RAW DATA:
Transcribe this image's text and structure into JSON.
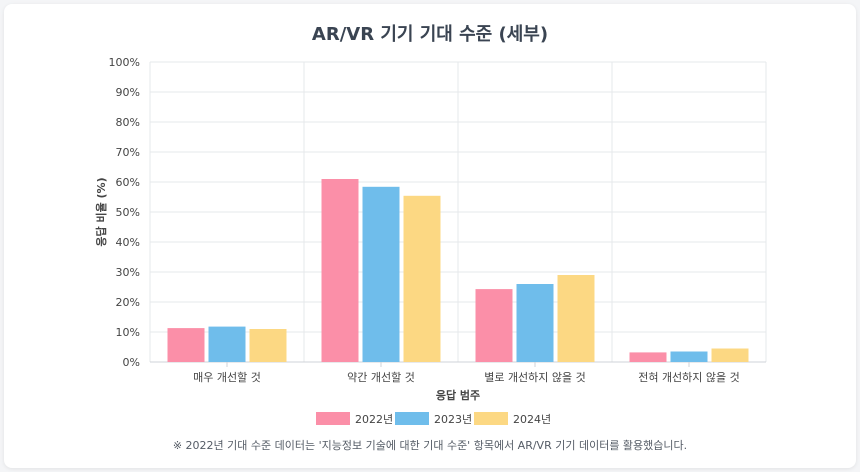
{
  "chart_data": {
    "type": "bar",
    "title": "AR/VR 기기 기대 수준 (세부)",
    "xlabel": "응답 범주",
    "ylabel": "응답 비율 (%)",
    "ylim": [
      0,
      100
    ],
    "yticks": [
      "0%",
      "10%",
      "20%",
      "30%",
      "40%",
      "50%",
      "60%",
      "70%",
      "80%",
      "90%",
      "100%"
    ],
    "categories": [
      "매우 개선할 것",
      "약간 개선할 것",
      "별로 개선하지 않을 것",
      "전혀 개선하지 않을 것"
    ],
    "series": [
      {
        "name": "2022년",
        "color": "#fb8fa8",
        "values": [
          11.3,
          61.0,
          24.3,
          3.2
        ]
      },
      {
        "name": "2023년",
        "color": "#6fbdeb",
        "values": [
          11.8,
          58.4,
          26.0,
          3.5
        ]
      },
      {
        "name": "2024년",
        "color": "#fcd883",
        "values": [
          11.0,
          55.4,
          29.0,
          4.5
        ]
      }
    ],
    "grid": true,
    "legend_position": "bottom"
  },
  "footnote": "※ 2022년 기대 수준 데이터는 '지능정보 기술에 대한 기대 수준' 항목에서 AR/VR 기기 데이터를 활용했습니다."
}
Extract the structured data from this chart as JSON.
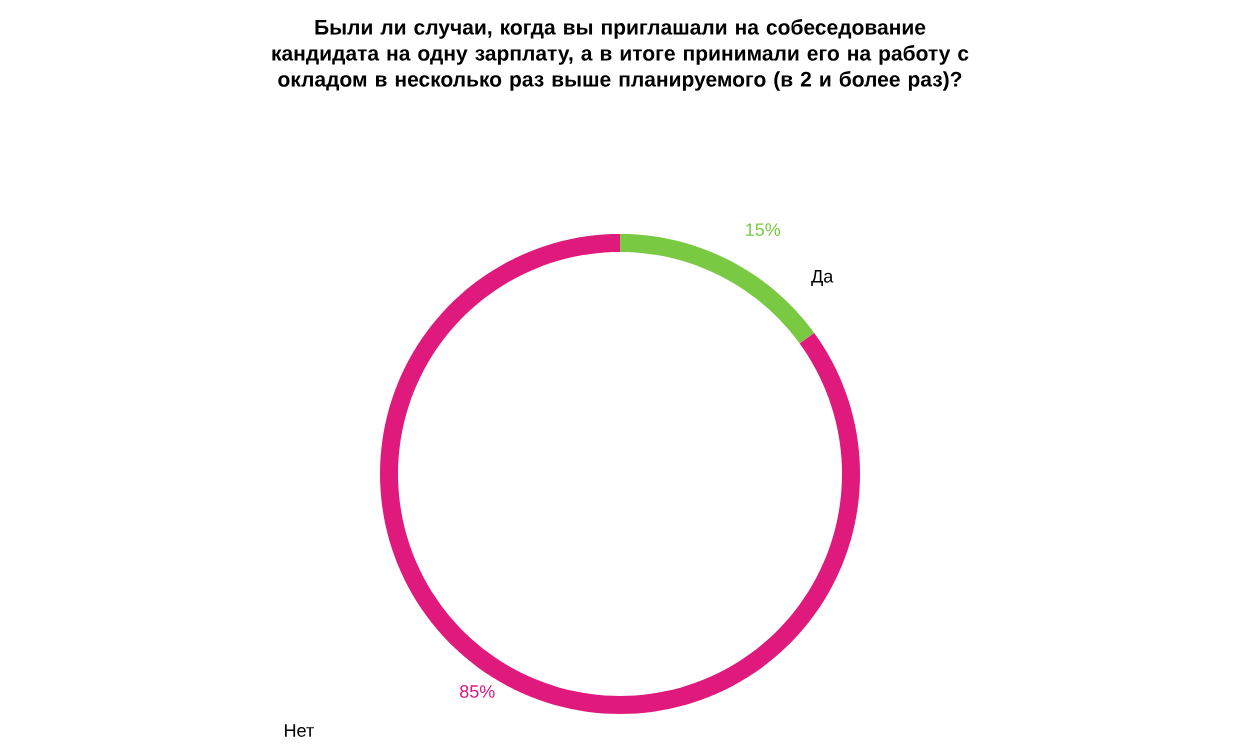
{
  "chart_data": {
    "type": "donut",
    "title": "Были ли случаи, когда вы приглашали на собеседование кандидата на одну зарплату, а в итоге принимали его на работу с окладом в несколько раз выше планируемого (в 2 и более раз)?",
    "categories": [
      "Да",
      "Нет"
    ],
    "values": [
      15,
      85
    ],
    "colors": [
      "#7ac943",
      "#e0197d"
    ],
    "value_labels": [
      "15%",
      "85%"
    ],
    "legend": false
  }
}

DIRECTIONS FOR THIS TASK:
Show all lines from the listing above in which "JSON" appears.

WRITTEN SOLUTION:
Transcribe this image's text and structure into JSON.
Extract the structured data from this chart as JSON.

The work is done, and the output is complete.